Data extracted from a collection

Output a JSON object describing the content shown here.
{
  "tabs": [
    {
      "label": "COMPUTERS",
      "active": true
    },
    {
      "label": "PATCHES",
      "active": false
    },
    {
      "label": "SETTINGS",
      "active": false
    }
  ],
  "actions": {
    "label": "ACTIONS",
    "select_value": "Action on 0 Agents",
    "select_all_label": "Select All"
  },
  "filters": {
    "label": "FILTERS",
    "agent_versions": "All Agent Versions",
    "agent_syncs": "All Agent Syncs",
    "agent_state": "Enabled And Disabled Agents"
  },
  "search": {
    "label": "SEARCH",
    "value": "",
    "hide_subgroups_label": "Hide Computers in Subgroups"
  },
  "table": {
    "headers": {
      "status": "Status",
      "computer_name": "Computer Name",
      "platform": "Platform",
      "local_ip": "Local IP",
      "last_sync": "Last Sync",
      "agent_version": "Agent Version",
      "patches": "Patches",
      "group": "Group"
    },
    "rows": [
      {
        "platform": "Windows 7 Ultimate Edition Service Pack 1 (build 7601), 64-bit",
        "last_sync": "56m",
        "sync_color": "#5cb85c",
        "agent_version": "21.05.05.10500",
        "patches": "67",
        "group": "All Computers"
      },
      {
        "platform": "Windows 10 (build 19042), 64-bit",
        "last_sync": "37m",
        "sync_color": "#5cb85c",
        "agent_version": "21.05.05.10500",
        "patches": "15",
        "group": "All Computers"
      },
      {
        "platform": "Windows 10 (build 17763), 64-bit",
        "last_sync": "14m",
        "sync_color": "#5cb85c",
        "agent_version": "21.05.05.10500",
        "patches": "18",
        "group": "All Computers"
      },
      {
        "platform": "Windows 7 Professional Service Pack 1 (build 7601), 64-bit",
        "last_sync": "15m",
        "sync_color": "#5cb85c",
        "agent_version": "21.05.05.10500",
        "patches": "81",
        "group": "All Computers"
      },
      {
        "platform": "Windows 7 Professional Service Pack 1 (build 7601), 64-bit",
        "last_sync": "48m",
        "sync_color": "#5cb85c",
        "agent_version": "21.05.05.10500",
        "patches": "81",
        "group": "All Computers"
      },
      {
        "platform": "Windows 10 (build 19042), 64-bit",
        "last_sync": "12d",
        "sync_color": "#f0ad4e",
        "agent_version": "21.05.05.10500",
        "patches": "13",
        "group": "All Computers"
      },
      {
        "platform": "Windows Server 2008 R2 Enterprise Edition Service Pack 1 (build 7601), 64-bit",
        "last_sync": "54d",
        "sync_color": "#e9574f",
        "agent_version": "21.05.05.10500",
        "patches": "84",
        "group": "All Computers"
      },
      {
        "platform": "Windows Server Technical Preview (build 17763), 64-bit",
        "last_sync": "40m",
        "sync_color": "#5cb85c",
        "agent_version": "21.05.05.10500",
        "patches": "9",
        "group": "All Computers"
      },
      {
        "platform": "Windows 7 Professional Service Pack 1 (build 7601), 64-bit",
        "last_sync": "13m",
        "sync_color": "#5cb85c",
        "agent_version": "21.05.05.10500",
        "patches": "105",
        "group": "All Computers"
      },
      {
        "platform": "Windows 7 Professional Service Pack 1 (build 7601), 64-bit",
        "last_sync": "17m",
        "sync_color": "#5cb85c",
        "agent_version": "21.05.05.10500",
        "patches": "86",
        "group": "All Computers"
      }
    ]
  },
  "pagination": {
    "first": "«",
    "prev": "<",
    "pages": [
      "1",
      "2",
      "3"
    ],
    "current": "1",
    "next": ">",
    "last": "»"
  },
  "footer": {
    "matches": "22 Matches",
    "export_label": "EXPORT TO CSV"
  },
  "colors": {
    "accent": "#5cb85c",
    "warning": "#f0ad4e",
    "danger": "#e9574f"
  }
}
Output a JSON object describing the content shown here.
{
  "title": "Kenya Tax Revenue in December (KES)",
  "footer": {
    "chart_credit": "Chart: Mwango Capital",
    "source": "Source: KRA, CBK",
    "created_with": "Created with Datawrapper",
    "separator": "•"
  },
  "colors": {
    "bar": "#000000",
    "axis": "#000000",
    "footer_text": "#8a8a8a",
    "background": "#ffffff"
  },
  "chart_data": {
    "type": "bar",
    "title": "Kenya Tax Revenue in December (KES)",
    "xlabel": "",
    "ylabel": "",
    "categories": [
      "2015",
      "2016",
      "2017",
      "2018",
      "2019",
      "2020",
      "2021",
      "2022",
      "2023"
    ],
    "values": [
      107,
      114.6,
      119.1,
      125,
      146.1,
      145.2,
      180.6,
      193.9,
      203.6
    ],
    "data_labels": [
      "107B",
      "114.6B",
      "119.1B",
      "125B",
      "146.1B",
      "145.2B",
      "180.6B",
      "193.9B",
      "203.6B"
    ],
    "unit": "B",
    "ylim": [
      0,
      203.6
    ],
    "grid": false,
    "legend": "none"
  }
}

- [Exercise]: Within the data above, pick out all lines holding the word "Edition".

- [The output]:
        "platform": "Windows 7 Ultimate Edition Service Pack 1 (build 7601), 64-bit",
        "platform": "Windows Server 2008 R2 Enterprise Edition Service Pack 1 (build 7601), 64-bit",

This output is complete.